How many lines of the data include the string "Samarawickrama"? State that number alone.
MATERIAL FOR THIS TASK section start
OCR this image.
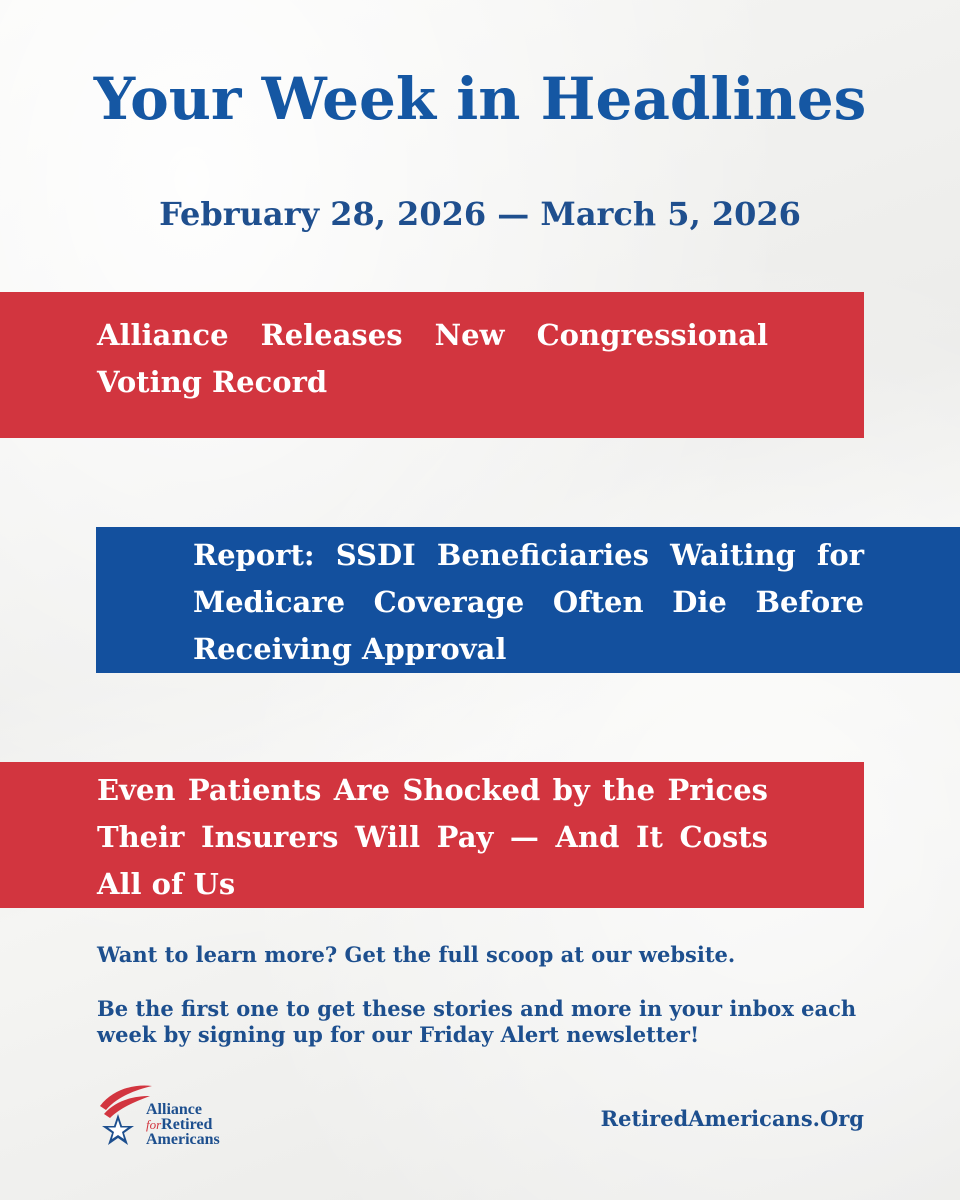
Your Week in Headlines
February 28, 2026 — March 5, 2026
Alliance Releases New Congressional Voting Record
Report: SSDI Beneficiaries Waiting for Medicare Coverage Often Die Before Receiving Approval
Even Patients Are Shocked by the Prices Their Insurers Will Pay — And It Costs All of Us
Want to learn more? Get the full scoop at our website.
Be the first one to get these stories and more in your inbox each week by signing up for our Friday Alert newsletter!
Alliance
forRetired
Americans
RetiredAmericans.Org
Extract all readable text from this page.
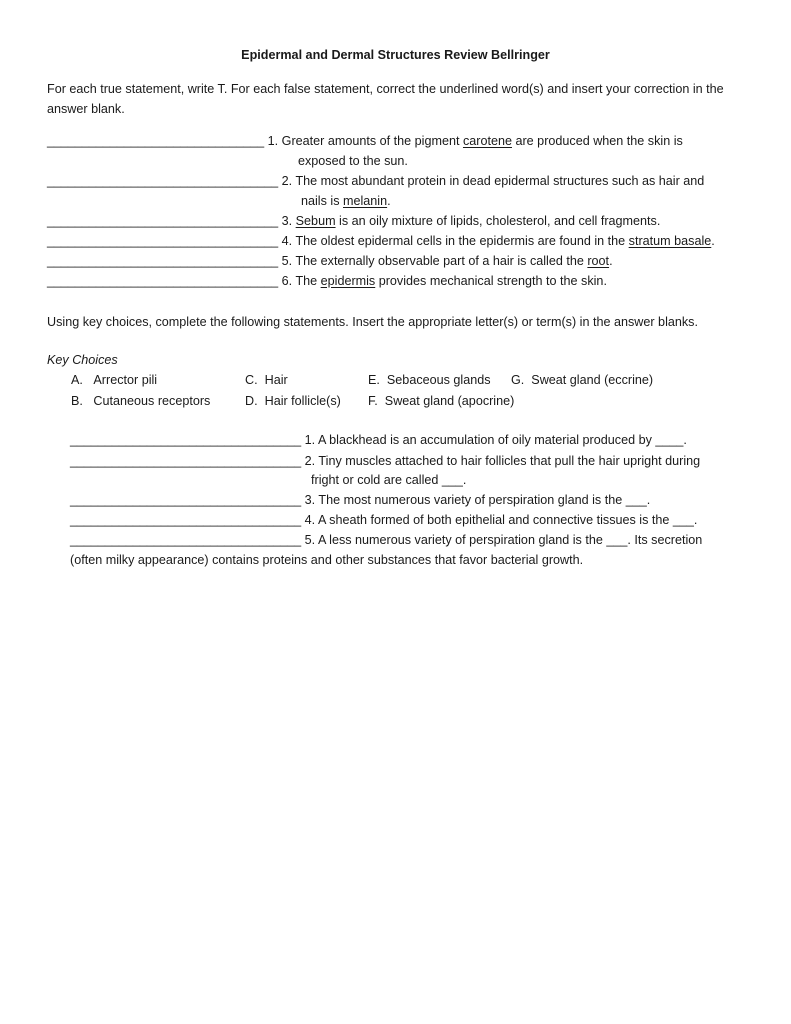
Epidermal and Dermal Structures Review Bellringer
For each true statement, write T. For each false statement, correct the underlined word(s) and insert your correction in the answer blank.
_______________________________ 1. Greater amounts of the pigment carotene are produced when the skin is
exposed to the sun.
_________________________________ 2. The most abundant protein in dead epidermal structures such as hair and
nails is melanin.
_________________________________ 3. Sebum is an oily mixture of lipids, cholesterol, and cell fragments.
_________________________________ 4. The oldest epidermal cells in the epidermis are found in the stratum basale.
_________________________________ 5. The externally observable part of a hair is called the root.
_________________________________ 6. The epidermis provides mechanical strength to the skin.
Using key choices, complete the following statements. Insert the appropriate letter(s) or term(s) in the answer blanks.
Key Choices
A. Arrector pili
B. Cutaneous receptors
C. Hair
D. Hair follicle(s)
E. Sebaceous glands
F. Sweat gland (apocrine)
G. Sweat gland (eccrine)
_________________________________ 1. A blackhead is an accumulation of oily material produced by ____.
_________________________________ 2. Tiny muscles attached to hair follicles that pull the hair upright during
fright or cold are called ___.
_________________________________ 3. The most numerous variety of perspiration gland is the ___.
_________________________________ 4. A sheath formed of both epithelial and connective tissues is the ___.
_________________________________ 5. A less numerous variety of perspiration gland is the ___. Its secretion
(often milky appearance) contains proteins and other substances that favor bacterial growth.
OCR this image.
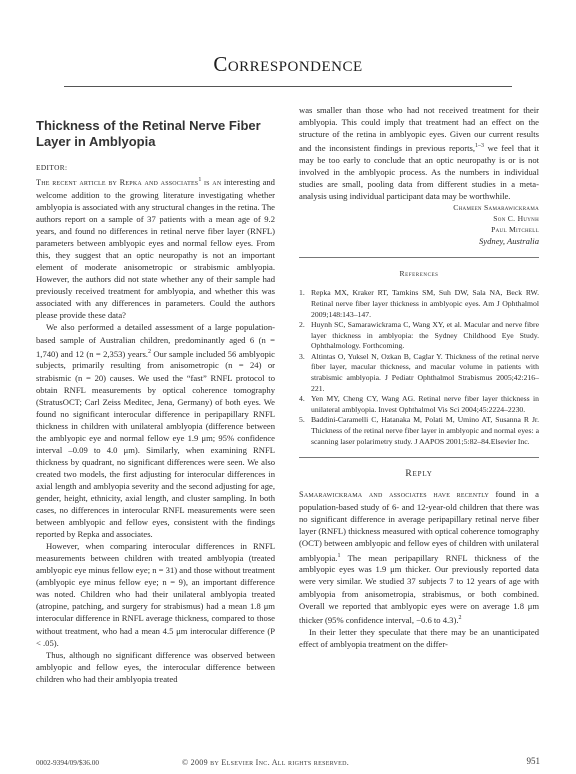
Correspondence
Thickness of the Retinal Nerve Fiber Layer in Amblyopia

EDITOR:

The recent article by Repka and associates$^1$ is an interesting and welcome addition to the growing literature investigating whether amblyopia is associated with any structural changes in the retina. The authors report on a sample of 37 patients with a mean age of 9.2 years, and found no differences in retinal nerve fiber layer (RNFL) parameters between amblyopic eyes and normal fellow eyes. From this, they suggest that an optic neuropathy is not an important element of moderate anisometropic or strabismic amblyopia. However, the authors did not state whether any of their sample had previously received treatment for amblyopia, and whether this was associated with any differences in parameters. Could the authors please provide these data?

We also performed a detailed assessment of a large population-based sample of Australian children, predominantly aged 6 (n = 1,740) and 12 (n = 2,353) years.$^2$ Our sample included 56 amblyopic subjects, primarily resulting from anisometropic (n = 24) or strabismic (n = 20) causes. We used the “fast” RNFL protocol to obtain RNFL measurements by optical coherence tomography (StratusOCT; Carl Zeiss Meditec, Jena, Germany) of both eyes. We found no significant interocular difference in peripapillary RNFL thickness in children with unilateral amblyopia (difference between the amblyopic eye and normal fellow eye 1.9 μm; 95% confidence interval –0.09 to 4.0 μm). Similarly, when examining RNFL thickness by quadrant, no significant differences were seen. We also created two models, the first adjusting for interocular differences in axial length and amblyopia severity and the second adjusting for age, gender, height, ethnicity, axial length, and cluster sampling. In both cases, no differences in interocular RNFL measurements were seen between amblyopic and fellow eyes, consistent with the findings reported by Repka and associates.

However, when comparing interocular differences in RNFL measurements between children with treated amblyopia (treated amblyopic eye minus fellow eye; n = 31) and those without treatment (amblyopic eye minus fellow eye; n = 9), an important difference was noted. Children who had their unilateral amblyopia treated (atropine, patching, and surgery for strabismus) had a mean 1.8 μm interocular difference in RNFL average thickness, compared to those without treatment, who had a mean 4.5 μm interocular difference (P < .05).

Thus, although no significant difference was observed between amblyopic and fellow eyes, the interocular difference between children who had their amblyopia treated

was smaller than those who had not received treatment for their amblyopia. This could imply that treatment had an effect on the structure of the retina in amblyopic eyes. Given our current results and the inconsistent findings in previous reports,$^{1-3}$ we feel that it may be too early to conclude that an optic neuropathy is or is not involved in the amblyopic process. As the numbers in individual studies are small, pooling data from different studies in a meta-analysis using individual participant data may be worthwhile.

Chameen Samarawickrama

Son C. Huynh

Paul Mitchell

Sydney, Australia

References

1. Repka MX, Kraker RT, Tamkins SM, Suh DW, Sala NA, Beck RW. Retinal nerve fiber layer thickness in amblyopic eyes. Am J Ophthalmol 2009;148:143–147.
2. Huynh SC, Samarawickrama C, Wang XY, et al. Macular and nerve fibre layer thickness in amblyopia: the Sydney Childhood Eye Study. Ophthalmology. Forthcoming.
3. Altintas O, Yuksel N, Ozkan B, Caglar Y. Thickness of the retinal nerve fiber layer, macular thickness, and macular volume in patients with strabismic amblyopia. J Pediatr Ophthalmol Strabismus 2005;42:216–221.
4. Yen MY, Cheng CY, Wang AG. Retinal nerve fiber layer thickness in unilateral amblyopia. Invest Ophthalmol Vis Sci 2004;45:2224–2230.
5. Baddini-Caramelli C, Hatanaka M, Polati M, Umino AT, Susanna R Jr. Thickness of the retinal nerve fiber layer in amblyopic and normal eyes: a scanning laser polarimetry study. J AAPOS 2001;5:82–84.Elsevier Inc.

Reply

Samarawickrama and associates have recently found in a population-based study of 6- and 12-year-old children that there was no significant difference in average peripapillary retinal nerve fiber layer (RNFL) thickness measured with optical coherence tomography (OCT) between amblyopic and fellow eyes of children with unilateral amblyopia.$^1$ The mean peripapillary RNFL thickness of the amblyopic eyes was 1.9 μm thicker. Our previously reported data were very similar. We studied 37 subjects 7 to 12 years of age with amblyopia from anisometropia, strabismus, or both combined. Overall we reported that amblyopic eyes were on average 1.8 μm thicker (95% confidence interval, −0.6 to 4.3).$^2$

In their letter they speculate that there may be an unanticipated effect of amblyopia treatment on the differ-

0002-9394/09/$36.00	© 2009 by Elsevier Inc. All rights reserved.	951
MATERIAL FOR THIS TASK section end
* _WRITTEN ANSWER_: 3